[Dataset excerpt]
>>>>>

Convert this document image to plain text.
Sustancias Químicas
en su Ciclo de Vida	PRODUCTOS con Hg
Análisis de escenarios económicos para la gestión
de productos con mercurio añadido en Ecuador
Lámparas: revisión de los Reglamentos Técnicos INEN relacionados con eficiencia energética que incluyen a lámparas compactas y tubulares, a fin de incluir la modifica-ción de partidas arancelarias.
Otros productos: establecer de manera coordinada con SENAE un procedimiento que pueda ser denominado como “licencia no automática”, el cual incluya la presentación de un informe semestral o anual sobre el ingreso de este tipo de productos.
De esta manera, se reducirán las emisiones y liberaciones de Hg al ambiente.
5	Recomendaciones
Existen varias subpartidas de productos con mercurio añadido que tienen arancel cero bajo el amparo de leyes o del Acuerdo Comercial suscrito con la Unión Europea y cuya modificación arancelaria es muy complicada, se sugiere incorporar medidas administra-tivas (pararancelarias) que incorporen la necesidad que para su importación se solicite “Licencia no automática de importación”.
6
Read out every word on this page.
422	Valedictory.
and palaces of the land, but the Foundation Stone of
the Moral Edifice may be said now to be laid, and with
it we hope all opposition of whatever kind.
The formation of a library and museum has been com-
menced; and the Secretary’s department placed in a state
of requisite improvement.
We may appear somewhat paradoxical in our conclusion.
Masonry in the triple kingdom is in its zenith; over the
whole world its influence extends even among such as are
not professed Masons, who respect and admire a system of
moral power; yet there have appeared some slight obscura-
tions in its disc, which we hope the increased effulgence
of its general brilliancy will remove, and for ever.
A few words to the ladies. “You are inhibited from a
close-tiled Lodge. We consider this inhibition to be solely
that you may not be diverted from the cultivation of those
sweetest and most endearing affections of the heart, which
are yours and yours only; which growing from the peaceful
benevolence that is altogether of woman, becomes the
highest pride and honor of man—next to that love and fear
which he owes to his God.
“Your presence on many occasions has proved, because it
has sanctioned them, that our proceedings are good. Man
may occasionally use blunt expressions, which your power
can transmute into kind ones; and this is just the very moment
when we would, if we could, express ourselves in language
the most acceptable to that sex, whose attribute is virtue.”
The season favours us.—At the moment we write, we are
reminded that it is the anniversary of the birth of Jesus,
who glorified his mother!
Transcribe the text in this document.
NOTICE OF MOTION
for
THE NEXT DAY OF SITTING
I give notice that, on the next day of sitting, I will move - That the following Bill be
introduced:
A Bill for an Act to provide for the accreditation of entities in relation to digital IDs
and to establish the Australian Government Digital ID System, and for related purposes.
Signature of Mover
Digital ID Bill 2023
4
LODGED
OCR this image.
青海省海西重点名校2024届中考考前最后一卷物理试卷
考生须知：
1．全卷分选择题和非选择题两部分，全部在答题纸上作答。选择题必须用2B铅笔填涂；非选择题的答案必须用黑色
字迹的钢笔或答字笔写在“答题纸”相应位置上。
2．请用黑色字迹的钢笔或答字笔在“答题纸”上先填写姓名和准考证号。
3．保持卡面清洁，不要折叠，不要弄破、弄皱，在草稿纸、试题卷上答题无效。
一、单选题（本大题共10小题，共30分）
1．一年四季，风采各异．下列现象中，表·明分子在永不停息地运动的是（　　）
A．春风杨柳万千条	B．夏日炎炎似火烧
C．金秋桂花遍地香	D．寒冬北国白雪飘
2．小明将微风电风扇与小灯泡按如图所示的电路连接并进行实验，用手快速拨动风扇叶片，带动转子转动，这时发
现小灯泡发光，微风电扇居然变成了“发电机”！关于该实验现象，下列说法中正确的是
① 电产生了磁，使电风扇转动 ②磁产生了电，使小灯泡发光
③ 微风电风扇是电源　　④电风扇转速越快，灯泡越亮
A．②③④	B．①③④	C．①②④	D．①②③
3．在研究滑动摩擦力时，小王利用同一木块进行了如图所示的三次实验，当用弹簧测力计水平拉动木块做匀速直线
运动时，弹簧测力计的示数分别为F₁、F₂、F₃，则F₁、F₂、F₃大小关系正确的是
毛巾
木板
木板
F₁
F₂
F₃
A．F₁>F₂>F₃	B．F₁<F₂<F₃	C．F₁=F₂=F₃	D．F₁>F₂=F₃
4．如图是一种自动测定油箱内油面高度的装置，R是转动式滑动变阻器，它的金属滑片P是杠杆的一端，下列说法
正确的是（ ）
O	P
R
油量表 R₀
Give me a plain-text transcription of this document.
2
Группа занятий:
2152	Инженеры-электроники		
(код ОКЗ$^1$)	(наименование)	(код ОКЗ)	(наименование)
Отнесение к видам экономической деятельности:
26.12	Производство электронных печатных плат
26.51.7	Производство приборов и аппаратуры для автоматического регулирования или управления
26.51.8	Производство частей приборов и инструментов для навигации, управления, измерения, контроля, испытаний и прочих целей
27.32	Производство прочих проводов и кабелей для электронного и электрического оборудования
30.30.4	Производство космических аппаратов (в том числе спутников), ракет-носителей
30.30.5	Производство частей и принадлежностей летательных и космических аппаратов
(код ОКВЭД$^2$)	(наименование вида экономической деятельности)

<<<<<

**WHAT THE TASK ASKS**
Extract lines where the string "Bill" occurs.

**TASK RESPONSE**
I give notice that, on the next day of sitting, I will move - That the following Bill be
A Bill for an Act to provide for the accreditation of entities in relation to digital IDs
Digital ID Bill 2023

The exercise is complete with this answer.